*TASK PROMPT*: All the entries need to be quoted exactly, apart from the pictures, which you should drop.

[Collected data entries]
☆ ☆ ☆

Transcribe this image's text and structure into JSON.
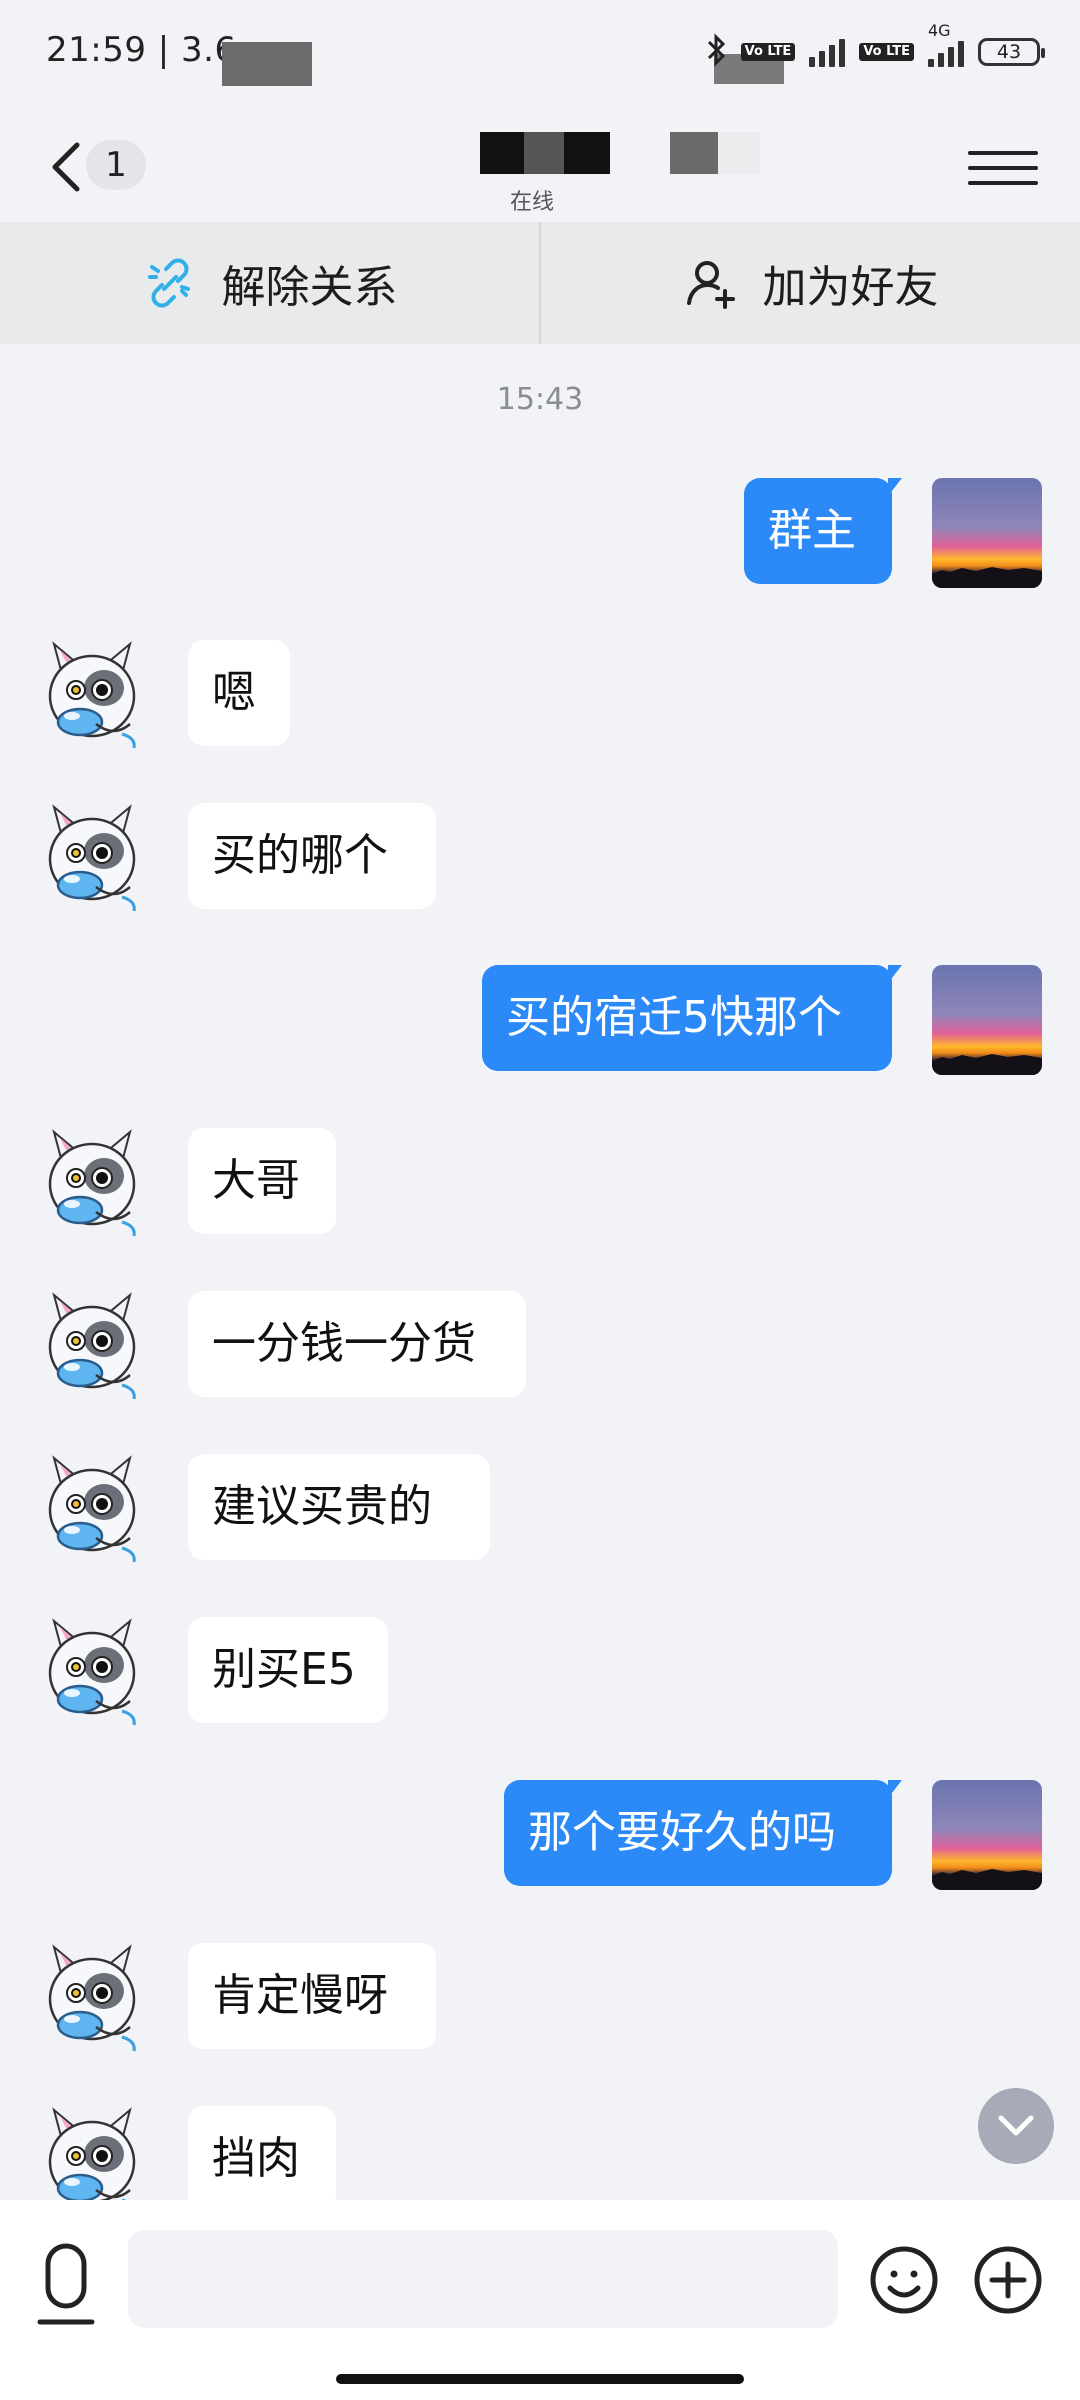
{
  "status_bar": {
    "time": "21:59 | 3.6",
    "battery": "43",
    "network": "4G",
    "volte_label": "Vo LTE"
  },
  "header": {
    "back_count": "1",
    "subtitle": "在线"
  },
  "actions": {
    "unlink_label": "解除关系",
    "add_friend_label": "加为好友"
  },
  "chat": {
    "timestamp": "15:43",
    "messages": [
      {
        "side": "out",
        "text": "群主"
      },
      {
        "side": "in",
        "text": "嗯"
      },
      {
        "side": "in",
        "text": "买的哪个"
      },
      {
        "side": "out",
        "text": "买的宿迁5快那个"
      },
      {
        "side": "in",
        "text": "大哥"
      },
      {
        "side": "in",
        "text": "一分钱一分货"
      },
      {
        "side": "in",
        "text": "建议买贵的"
      },
      {
        "side": "in",
        "text": "别买E5"
      },
      {
        "side": "out",
        "text": "那个要好久的吗"
      },
      {
        "side": "in",
        "text": "肯定慢呀"
      },
      {
        "side": "in",
        "text": "挡肉"
      }
    ]
  },
  "input": {
    "placeholder": ""
  },
  "colors": {
    "accent": "#2c8af8",
    "background": "#f2f3f7",
    "incoming_bubble": "#ffffff"
  },
  "icons": {
    "back": "chevron-left-icon",
    "menu": "hamburger-menu-icon",
    "unlink": "broken-link-icon",
    "add_friend": "add-user-icon",
    "mic": "microphone-icon",
    "emoji": "smiley-icon",
    "plus": "plus-circle-icon",
    "scroll_down": "chevron-down-icon"
  }
}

☆ ☆ ☆

*RESPONSE TO THIS EXERCISE*:
Transcribe this image's text and structure into JSON.
{
  "status_bar": {
    "time": "21:59 | 3.6",
    "battery": "43",
    "network": "4G",
    "volte_label": "Vo LTE"
  },
  "header": {
    "back_count": "1",
    "subtitle": "在线"
  },
  "actions": {
    "unlink_label": "解除关系",
    "add_friend_label": "加为好友"
  },
  "chat": {
    "timestamp": "15:43",
    "messages": [
      {
        "side": "out",
        "text": "群主"
      },
      {
        "side": "in",
        "text": "嗯"
      },
      {
        "side": "in",
        "text": "买的哪个"
      },
      {
        "side": "out",
        "text": "买的宿迁5快那个"
      },
      {
        "side": "in",
        "text": "大哥"
      },
      {
        "side": "in",
        "text": "一分钱一分货"
      },
      {
        "side": "in",
        "text": "建议买贵的"
      },
      {
        "side": "in",
        "text": "别买E5"
      },
      {
        "side": "out",
        "text": "那个要好久的吗"
      },
      {
        "side": "in",
        "text": "肯定慢呀"
      },
      {
        "side": "in",
        "text": "挡肉"
      }
    ]
  },
  "input": {
    "placeholder": ""
  },
  "colors": {
    "accent": "#2c8af8",
    "background": "#f2f3f7",
    "incoming_bubble": "#ffffff"
  },
  "icons": {
    "back": "chevron-left-icon",
    "menu": "hamburger-menu-icon",
    "unlink": "broken-link-icon",
    "add_friend": "add-user-icon",
    "mic": "microphone-icon",
    "emoji": "smiley-icon",
    "plus": "plus-circle-icon",
    "scroll_down": "chevron-down-icon"
  }
}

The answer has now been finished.